━━ Data listing

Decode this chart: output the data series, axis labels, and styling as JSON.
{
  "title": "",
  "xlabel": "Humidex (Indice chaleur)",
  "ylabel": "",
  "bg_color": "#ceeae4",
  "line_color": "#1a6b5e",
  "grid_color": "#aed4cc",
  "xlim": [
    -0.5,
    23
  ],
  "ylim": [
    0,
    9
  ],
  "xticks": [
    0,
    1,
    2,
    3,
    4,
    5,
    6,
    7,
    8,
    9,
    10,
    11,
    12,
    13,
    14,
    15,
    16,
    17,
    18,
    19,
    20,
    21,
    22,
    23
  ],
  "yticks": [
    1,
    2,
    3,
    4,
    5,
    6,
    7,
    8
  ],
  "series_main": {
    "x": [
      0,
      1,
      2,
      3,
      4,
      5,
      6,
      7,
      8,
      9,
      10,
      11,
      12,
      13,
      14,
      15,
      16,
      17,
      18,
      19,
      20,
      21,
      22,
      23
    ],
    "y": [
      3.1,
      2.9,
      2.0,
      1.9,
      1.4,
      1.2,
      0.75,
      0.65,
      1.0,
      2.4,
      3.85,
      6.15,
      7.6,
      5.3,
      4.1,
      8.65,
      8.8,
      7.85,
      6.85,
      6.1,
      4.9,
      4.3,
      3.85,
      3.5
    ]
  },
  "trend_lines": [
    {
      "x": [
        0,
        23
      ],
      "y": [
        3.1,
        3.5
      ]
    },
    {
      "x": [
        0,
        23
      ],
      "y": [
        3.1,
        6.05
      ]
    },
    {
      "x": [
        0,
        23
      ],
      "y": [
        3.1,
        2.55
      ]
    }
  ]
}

━━━━

▶ **Goal**
Output the entries verbatim.

▶ **Written response**
Decode this chart: output the data series, axis labels, and styling as JSON.
{
  "title": "",
  "xlabel": "Humidex (Indice chaleur)",
  "ylabel": "",
  "bg_color": "#ceeae4",
  "line_color": "#1a6b5e",
  "grid_color": "#aed4cc",
  "xlim": [
    -0.5,
    23
  ],
  "ylim": [
    0,
    9
  ],
  "xticks": [
    0,
    1,
    2,
    3,
    4,
    5,
    6,
    7,
    8,
    9,
    10,
    11,
    12,
    13,
    14,
    15,
    16,
    17,
    18,
    19,
    20,
    21,
    22,
    23
  ],
  "yticks": [
    1,
    2,
    3,
    4,
    5,
    6,
    7,
    8
  ],
  "series_main": {
    "x": [
      0,
      1,
      2,
      3,
      4,
      5,
      6,
      7,
      8,
      9,
      10,
      11,
      12,
      13,
      14,
      15,
      16,
      17,
      18,
      19,
      20,
      21,
      22,
      23
    ],
    "y": [
      3.1,
      2.9,
      2.0,
      1.9,
      1.4,
      1.2,
      0.75,
      0.65,
      1.0,
      2.4,
      3.85,
      6.15,
      7.6,
      5.3,
      4.1,
      8.65,
      8.8,
      7.85,
      6.85,
      6.1,
      4.9,
      4.3,
      3.85,
      3.5
    ]
  },
  "trend_lines": [
    {
      "x": [
        0,
        23
      ],
      "y": [
        3.1,
        3.5
      ]
    },
    {
      "x": [
        0,
        23
      ],
      "y": [
        3.1,
        6.05
      ]
    },
    {
      "x": [
        0,
        23
      ],
      "y": [
        3.1,
        2.55
      ]
    }
  ]
}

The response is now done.